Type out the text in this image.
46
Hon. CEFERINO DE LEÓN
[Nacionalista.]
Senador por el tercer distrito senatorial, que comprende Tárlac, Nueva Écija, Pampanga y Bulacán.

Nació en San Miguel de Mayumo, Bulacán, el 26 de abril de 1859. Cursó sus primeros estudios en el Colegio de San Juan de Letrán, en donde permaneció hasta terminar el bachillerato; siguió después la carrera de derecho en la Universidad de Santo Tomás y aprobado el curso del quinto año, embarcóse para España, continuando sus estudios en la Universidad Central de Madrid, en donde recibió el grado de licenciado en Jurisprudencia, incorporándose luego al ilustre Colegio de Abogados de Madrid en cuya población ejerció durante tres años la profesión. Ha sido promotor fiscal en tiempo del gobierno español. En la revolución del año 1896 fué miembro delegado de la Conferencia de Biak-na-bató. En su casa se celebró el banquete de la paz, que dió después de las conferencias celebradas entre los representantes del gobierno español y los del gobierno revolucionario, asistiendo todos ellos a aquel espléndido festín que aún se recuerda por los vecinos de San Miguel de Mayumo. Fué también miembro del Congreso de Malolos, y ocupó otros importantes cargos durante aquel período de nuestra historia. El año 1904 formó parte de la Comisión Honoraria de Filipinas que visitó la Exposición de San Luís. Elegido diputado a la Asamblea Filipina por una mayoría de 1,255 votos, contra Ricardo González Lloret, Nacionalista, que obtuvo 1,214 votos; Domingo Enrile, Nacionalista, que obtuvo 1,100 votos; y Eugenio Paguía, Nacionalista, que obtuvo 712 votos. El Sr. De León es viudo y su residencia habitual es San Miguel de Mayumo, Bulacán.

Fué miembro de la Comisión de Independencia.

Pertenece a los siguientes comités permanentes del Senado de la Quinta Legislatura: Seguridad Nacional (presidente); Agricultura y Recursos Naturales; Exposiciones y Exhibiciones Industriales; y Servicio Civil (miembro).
☆ ☆ ☆
### AIM
Go through the listing and copy all of it exactly.

### RESPONSE BELOW
Type out the text in this image.
46
Hon. CEFERINO DE LEÓN
[Nacionalista.]
Senador por el tercer distrito senatorial, que comprende Tárlac, Nueva Écija, Pampanga y Bulacán.

Nació en San Miguel de Mayumo, Bulacán, el 26 de abril de 1859. Cursó sus primeros estudios en el Colegio de San Juan de Letrán, en donde permaneció hasta terminar el bachillerato; siguió después la carrera de derecho en la Universidad de Santo Tomás y aprobado el curso del quinto año, embarcóse para España, continuando sus estudios en la Universidad Central de Madrid, en donde recibió el grado de licenciado en Jurisprudencia, incorporándose luego al ilustre Colegio de Abogados de Madrid en cuya población ejerció durante tres años la profesión. Ha sido promotor fiscal en tiempo del gobierno español. En la revolución del año 1896 fué miembro delegado de la Conferencia de Biak-na-bató. En su casa se celebró el banquete de la paz, que dió después de las conferencias celebradas entre los representantes del gobierno español y los del gobierno revolucionario, asistiendo todos ellos a aquel espléndido festín que aún se recuerda por los vecinos de San Miguel de Mayumo. Fué también miembro del Congreso de Malolos, y ocupó otros importantes cargos durante aquel período de nuestra historia. El año 1904 formó parte de la Comisión Honoraria de Filipinas que visitó la Exposición de San Luís. Elegido diputado a la Asamblea Filipina por una mayoría de 1,255 votos, contra Ricardo González Lloret, Nacionalista, que obtuvo 1,214 votos; Domingo Enrile, Nacionalista, que obtuvo 1,100 votos; y Eugenio Paguía, Nacionalista, que obtuvo 712 votos. El Sr. De León es viudo y su residencia habitual es San Miguel de Mayumo, Bulacán.

Fué miembro de la Comisión de Independencia.

Pertenece a los siguientes comités permanentes del Senado de la Quinta Legislatura: Seguridad Nacional (presidente); Agricultura y Recursos Naturales; Exposiciones y Exhibiciones Industriales; y Servicio Civil (miembro).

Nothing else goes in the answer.